* GEGEVEN TEKST
--*--

ECLI:NL:RBGEL:2024:9614

Rechtbank Gelderland

Datum uitspraak
12 november 2024
Publicatiedatum
8 januari 2025
Zaaknummer
442289
Instantie
Rechtbank Gelderland
Type
Uitspraak
Rechtsgebied
Civiel recht; Personen- en familierecht
Procedures
  • Beschikking
Rechters
Vindplaatsen
  • Rechtspraak.nl
AI samenvatting door LexboostAutomatisch gegenereerd

Gedeeltelijke gezagsbelasting voor aanmelding onderwijs en medische behandeling minderjarige

In deze zaak heeft de kinderrechter van de Rechtbank Gelderland op 12 november 2024 een beschikking gegeven over een verzoek tot gedeeltelijke gezagsbelasting door de gecertificeerde instelling Jeugdbescherming Gelderland (GI) voor de aanmelding van een minderjarige op een onderwijsinstelling en voor het geven van toestemming voor medische behandeling. De kinderrechter heeft het verzoek van de GI alleen toegewezen voor de aanmelding bij de onderwijsinstelling, terwijl het verzoek voor de medische behandeling is afgewezen. De kinderrechter heeft vastgesteld dat de moeder van de minderjarige, die belast is met het ouderlijk gezag, niet in staat is gebleken om de schoolgang van de minderjarige te waarborgen. De minderjarige verblijft sinds september 2024 bij zijn oma en is sinds mei 2024 niet meer naar school gegaan. De kinderrechter heeft overwogen dat het noodzakelijk is dat de GI het gezag over de aanmelding bij een onderwijsinstelling krijgt, gezien de omstandigheden en de eerdere onvindbaarheid van de moeder. De kinderrechter heeft echter geoordeeld dat het niet noodzakelijk is om de GI ook het gezag te geven over medische behandelingen, aangezien de moeder inmiddels akkoord gaat met een bezoek aan de kinderarts en orthodontist. De beschikking is uitvoerbaar bij voorraad verklaard en de kinderrechter heeft de GI belast met het gezag over de aanmelding bij een onderwijsinstelling voor de duur van de uithuisplaatsing.

--*--

* GETOOND MATERIAAL
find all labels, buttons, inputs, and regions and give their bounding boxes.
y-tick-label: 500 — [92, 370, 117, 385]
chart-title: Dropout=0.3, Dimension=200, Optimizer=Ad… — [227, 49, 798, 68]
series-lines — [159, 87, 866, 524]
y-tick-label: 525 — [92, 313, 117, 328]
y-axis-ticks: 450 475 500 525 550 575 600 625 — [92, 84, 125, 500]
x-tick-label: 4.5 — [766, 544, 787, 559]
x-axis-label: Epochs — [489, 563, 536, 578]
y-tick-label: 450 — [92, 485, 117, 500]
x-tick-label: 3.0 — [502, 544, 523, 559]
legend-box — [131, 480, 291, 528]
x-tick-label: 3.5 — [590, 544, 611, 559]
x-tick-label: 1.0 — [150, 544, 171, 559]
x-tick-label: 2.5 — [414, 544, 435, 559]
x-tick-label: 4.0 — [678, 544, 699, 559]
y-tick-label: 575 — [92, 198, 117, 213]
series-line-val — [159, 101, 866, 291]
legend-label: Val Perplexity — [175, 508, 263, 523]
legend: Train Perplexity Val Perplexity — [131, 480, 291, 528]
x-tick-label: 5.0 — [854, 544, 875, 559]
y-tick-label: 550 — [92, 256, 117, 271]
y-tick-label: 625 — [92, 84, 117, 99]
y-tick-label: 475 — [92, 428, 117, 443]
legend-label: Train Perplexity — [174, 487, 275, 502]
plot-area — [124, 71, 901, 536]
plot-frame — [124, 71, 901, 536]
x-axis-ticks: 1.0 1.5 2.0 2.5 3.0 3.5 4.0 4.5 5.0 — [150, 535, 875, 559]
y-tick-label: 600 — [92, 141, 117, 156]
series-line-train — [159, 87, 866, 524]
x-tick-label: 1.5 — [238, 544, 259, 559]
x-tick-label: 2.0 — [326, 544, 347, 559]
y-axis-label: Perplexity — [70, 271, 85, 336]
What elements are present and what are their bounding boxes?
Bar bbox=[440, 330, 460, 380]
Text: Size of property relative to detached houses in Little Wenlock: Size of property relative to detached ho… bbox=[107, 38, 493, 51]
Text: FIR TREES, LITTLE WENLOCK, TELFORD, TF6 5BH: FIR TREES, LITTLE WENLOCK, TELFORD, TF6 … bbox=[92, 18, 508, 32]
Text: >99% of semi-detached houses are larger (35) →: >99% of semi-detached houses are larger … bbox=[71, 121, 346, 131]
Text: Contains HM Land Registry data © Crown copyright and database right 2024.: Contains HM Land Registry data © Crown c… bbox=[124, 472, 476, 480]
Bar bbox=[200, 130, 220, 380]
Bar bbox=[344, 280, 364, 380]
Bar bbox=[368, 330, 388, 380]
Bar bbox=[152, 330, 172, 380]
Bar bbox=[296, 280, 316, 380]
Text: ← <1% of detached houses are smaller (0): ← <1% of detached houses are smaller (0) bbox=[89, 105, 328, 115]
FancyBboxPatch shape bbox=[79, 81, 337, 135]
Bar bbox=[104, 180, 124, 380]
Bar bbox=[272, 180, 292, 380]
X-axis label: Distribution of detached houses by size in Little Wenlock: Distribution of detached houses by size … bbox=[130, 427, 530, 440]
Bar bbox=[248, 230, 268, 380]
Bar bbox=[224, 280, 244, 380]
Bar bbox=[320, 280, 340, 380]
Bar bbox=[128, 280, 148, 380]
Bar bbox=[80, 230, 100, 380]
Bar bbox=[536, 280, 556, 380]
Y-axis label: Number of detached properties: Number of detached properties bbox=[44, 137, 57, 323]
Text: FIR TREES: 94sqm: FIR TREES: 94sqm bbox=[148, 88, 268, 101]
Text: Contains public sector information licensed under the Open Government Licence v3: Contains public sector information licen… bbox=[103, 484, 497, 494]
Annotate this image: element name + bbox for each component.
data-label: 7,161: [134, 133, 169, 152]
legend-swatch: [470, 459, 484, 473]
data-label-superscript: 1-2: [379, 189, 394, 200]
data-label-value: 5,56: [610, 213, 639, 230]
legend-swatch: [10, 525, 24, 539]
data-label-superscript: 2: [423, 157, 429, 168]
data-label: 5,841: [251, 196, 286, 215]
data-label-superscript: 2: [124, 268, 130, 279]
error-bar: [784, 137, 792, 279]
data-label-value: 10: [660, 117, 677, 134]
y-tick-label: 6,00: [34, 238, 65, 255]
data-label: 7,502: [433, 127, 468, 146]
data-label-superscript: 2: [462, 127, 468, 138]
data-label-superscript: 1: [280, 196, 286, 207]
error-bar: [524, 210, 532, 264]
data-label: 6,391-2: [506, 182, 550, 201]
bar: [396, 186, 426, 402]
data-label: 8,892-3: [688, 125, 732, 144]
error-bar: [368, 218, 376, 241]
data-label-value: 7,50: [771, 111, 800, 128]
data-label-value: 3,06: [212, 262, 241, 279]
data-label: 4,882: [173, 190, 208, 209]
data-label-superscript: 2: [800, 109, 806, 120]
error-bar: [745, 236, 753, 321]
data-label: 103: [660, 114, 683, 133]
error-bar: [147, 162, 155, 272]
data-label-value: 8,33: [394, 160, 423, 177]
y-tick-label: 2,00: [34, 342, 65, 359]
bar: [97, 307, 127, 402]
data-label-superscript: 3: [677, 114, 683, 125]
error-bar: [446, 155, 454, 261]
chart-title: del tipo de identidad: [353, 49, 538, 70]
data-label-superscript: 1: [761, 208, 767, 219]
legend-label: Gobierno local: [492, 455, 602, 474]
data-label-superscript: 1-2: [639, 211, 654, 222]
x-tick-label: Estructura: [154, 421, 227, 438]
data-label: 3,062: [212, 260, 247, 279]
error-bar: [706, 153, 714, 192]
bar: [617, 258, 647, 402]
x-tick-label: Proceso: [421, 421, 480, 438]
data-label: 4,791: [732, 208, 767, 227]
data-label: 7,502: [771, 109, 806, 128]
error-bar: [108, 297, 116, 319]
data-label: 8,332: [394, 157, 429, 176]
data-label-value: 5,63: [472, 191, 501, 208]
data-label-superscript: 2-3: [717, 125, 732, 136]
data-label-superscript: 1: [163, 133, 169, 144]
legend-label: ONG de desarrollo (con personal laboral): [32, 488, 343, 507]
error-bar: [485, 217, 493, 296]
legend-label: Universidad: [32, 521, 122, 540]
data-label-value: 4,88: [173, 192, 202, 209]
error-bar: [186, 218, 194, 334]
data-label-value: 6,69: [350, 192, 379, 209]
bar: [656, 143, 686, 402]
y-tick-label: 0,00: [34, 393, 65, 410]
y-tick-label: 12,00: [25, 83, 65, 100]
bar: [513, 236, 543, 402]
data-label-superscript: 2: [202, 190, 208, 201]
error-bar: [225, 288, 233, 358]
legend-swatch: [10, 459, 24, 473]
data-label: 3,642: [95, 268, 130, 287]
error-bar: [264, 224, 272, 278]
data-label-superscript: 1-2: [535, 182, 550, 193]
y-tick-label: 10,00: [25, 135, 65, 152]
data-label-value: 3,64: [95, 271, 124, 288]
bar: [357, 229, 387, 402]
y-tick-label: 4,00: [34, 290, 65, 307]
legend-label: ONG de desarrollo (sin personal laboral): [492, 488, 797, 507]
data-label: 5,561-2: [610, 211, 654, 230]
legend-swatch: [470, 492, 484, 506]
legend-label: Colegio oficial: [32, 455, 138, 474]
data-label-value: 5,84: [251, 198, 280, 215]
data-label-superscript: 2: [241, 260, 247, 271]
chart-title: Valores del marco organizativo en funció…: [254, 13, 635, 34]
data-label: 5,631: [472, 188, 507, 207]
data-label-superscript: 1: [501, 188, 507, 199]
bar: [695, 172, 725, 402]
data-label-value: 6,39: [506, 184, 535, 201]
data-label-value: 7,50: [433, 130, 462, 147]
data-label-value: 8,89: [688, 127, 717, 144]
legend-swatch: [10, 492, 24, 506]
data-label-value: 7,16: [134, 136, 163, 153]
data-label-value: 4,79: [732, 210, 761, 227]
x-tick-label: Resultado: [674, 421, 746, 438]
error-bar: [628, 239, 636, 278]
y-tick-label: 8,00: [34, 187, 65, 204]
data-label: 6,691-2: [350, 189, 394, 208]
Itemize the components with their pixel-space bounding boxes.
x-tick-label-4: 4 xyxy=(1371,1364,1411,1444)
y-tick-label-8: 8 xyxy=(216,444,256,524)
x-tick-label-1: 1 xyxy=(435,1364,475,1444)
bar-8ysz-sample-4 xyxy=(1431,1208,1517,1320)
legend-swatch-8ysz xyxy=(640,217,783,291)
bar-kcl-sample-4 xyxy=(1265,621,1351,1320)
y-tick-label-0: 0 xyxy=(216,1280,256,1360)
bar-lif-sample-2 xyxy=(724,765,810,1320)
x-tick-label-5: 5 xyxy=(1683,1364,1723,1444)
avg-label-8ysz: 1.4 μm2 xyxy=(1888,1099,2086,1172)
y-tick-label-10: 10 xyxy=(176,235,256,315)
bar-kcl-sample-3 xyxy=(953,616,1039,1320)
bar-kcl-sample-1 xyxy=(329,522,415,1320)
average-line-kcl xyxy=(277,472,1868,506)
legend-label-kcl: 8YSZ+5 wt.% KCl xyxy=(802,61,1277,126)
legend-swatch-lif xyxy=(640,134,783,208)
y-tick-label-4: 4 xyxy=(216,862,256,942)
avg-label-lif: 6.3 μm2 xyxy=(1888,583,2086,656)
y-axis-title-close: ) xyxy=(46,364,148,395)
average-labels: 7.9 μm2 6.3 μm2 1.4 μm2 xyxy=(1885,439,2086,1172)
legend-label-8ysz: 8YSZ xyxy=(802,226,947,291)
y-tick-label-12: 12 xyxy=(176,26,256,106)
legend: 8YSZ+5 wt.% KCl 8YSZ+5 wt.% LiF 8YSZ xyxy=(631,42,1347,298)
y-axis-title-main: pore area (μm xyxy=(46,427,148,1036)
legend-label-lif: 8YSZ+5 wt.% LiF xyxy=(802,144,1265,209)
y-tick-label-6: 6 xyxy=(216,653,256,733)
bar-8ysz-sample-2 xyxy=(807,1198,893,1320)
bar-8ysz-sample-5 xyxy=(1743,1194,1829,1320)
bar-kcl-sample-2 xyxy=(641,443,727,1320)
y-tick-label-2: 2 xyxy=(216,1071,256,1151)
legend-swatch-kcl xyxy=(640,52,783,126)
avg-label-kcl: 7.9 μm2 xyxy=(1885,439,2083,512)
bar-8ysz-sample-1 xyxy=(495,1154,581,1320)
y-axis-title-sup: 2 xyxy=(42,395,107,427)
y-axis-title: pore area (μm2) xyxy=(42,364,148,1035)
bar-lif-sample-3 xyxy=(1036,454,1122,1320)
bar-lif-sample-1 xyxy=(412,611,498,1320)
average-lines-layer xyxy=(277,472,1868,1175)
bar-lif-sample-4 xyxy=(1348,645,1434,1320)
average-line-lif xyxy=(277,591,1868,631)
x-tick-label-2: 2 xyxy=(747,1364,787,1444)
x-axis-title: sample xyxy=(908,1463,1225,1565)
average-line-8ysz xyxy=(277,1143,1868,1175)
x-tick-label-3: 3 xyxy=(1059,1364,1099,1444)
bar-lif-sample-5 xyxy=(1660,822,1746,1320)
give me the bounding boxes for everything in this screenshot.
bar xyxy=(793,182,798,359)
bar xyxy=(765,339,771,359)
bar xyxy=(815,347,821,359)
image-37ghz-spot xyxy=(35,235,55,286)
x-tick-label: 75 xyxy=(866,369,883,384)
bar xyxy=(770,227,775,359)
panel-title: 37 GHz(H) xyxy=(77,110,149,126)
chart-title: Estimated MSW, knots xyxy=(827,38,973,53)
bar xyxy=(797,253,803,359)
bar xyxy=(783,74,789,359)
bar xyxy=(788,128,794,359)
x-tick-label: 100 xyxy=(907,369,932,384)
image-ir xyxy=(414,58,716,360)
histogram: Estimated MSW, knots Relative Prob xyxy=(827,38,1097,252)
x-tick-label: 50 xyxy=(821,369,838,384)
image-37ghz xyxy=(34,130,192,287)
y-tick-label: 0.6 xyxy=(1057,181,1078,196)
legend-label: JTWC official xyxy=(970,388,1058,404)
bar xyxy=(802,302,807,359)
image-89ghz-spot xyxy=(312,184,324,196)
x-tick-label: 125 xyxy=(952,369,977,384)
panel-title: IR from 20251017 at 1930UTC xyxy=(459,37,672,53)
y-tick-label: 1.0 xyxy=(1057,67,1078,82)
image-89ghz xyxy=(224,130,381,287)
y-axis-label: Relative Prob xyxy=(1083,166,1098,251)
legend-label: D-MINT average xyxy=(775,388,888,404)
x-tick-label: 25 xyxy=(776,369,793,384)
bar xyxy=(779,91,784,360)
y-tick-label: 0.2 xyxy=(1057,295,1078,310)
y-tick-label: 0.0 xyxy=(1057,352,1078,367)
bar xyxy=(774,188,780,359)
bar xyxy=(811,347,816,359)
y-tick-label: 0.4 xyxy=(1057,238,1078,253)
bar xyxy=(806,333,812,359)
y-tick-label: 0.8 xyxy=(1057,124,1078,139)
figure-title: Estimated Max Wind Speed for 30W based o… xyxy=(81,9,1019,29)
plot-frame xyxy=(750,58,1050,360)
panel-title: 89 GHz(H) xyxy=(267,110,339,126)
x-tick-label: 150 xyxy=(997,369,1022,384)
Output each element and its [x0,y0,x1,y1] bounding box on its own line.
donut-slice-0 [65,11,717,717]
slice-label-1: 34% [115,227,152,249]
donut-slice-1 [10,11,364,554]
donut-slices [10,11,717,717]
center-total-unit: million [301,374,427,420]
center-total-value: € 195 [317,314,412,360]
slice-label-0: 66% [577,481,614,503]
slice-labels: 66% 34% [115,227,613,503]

--*--

* OPDRACHT
Vermeld op basis van de gegeven tekst sinds wanneer de minderjarige niet meer naar school is gegaan.

* RESULTAAT
Sinds mei 2024.